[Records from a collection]
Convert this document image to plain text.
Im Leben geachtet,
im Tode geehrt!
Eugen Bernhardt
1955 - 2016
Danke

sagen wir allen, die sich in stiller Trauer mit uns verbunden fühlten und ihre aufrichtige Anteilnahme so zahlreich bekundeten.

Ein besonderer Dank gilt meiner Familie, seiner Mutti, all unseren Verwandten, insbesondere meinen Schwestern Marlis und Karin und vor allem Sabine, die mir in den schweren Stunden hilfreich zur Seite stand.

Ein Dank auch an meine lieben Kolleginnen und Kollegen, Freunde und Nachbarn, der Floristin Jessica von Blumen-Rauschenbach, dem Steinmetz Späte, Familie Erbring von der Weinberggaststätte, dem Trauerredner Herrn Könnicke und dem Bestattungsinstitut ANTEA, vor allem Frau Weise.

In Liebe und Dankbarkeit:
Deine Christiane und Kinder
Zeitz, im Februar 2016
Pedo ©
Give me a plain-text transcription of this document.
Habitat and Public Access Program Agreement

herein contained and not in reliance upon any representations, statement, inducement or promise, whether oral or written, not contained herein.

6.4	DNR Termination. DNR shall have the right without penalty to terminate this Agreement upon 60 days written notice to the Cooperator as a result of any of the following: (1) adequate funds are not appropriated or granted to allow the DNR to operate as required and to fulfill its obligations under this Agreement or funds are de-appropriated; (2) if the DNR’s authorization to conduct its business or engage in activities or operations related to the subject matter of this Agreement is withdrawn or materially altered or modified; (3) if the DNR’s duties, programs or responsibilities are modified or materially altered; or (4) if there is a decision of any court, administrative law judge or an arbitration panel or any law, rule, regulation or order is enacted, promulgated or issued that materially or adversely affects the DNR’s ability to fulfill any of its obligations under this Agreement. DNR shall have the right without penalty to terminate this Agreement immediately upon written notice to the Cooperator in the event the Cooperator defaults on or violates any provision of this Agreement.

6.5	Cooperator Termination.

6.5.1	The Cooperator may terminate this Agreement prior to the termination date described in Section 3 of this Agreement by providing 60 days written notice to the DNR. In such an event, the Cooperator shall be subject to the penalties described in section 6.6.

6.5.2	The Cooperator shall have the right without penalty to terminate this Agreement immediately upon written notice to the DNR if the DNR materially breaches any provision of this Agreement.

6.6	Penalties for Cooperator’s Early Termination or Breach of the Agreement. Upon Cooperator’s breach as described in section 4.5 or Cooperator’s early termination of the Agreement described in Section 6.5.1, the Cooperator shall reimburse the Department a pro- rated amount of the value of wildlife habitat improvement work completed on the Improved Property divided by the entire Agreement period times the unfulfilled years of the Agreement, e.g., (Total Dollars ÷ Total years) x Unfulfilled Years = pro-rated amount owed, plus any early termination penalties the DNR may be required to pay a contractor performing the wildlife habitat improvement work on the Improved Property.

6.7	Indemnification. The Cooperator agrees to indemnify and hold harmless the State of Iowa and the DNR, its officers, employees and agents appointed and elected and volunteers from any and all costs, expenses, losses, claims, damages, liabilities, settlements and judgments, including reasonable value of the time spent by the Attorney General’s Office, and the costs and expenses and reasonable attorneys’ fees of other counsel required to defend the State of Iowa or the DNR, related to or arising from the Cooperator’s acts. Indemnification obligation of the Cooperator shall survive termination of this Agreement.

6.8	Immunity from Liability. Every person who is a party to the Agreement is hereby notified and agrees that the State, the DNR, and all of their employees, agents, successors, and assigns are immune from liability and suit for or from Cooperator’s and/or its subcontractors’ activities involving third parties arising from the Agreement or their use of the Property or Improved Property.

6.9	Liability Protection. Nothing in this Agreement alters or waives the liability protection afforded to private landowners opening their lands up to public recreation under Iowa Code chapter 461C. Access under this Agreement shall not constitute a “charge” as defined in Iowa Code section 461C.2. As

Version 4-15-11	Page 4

WORK REQUIRED → Go through the listing above and list every line that has the word "allem".

IN RESPONSE →
Ein besonderer Dank gilt meiner Familie, seiner Mutti, all unseren Verwandten, insbesondere meinen Schwestern Marlis und Karin und vor allem Sabine, die mir in den schweren Stunden hilfreich zur Seite stand.
Ein Dank auch an meine lieben Kolleginnen und Kollegen, Freunde und Nachbarn, der Floristin Jessica von Blumen-Rauschenbach, dem Steinmetz Späte, Familie Erbring von der Weinberggaststätte, dem Trauerredner Herrn Könnicke und dem Bestattungsinstitut ANTEA, vor allem Frau Weise.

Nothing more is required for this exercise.